Excerpt →
====================

Role of Wnk1 kinase in T cell adhesion and migration

White blood cells are a key part of the body's immune system, playing a critical role in combating infections by viruses, bacteria and other pathogens. Our research is focussed on a type white blood cell called a T cell, which can detect the presence of an infectious agent such as a virus inside other cells. We are interested in understanding the mechanism by which a T cell recognises whether another cell contains an infectious agent within it. As part of this process, the T cell and the infected cell have to adhere tightly to each other and we are studying this process of adhesion.

In recent work we have identified that a protein called Wnk1 plays an important role in regulating T cell adhesion, and in the research we are now proposing, we will extend this work by examining how the T cells function when they lack the protein, and whether this makes them defective in contributing to normal immune responses. We suspect that Wnk1 may also control how the T cells migrate through the body. Normal T cells are continuously on the move, trafficking between the blood and lymph nodes and the spleen. This continuous movement is a vital feature of the T cells as it allows them to patrol the body looking for signs of infection. We will investigate this potential function of the Wnk1 protein in controlling T cell migration.

====================

Entries provided →
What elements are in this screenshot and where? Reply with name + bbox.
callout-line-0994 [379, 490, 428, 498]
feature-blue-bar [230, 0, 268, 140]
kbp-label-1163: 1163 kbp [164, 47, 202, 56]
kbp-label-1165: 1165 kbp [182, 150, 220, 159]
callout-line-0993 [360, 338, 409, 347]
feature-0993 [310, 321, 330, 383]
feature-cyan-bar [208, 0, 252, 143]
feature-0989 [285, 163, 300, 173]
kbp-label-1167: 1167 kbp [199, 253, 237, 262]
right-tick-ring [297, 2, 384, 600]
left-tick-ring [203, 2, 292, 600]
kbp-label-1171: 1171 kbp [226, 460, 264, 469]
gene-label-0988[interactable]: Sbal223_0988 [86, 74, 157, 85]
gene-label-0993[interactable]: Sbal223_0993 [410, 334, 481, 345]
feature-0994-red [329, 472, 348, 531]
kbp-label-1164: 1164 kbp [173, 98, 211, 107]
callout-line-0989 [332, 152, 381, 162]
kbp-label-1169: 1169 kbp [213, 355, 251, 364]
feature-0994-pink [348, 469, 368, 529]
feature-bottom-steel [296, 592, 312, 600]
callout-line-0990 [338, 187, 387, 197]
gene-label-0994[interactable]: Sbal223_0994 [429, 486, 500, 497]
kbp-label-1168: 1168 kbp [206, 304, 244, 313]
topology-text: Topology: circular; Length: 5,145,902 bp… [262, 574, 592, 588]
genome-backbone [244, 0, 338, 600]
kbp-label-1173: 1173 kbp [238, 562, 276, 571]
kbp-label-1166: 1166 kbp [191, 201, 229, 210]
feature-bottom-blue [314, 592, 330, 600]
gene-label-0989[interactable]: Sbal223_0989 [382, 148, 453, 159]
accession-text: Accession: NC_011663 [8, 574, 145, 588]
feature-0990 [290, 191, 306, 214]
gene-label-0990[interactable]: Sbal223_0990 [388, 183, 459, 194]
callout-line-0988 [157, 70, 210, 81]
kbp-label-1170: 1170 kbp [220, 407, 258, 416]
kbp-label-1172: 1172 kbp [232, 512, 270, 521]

====================

What you are asked to do → Write out everything in the Wnk1 kinase passage from "In recent work" down to "T cell migration.", switching "spleen" to "thymus". The lines above are separate material and are not part of the Wnk1 kinase passage.

Response for this exercise →
In recent work we have identified that a protein called Wnk1 plays an important role in regulating T cell adhesion, and in the research we are now proposing, we will extend this work by examining how the T cells function when they lack the protein, and whether this makes them defective in contributing to normal immune responses. We suspect that Wnk1 may also control how the T cells migrate through the body. Normal T cells are continuously on the move, trafficking between the blood and lymph nodes and the thymus. This continuous movement is a vital feature of the T cells as it allows them to patrol the body looking for signs of infection. We will investigate this potential function of the Wnk1 protein in controlling T cell migration.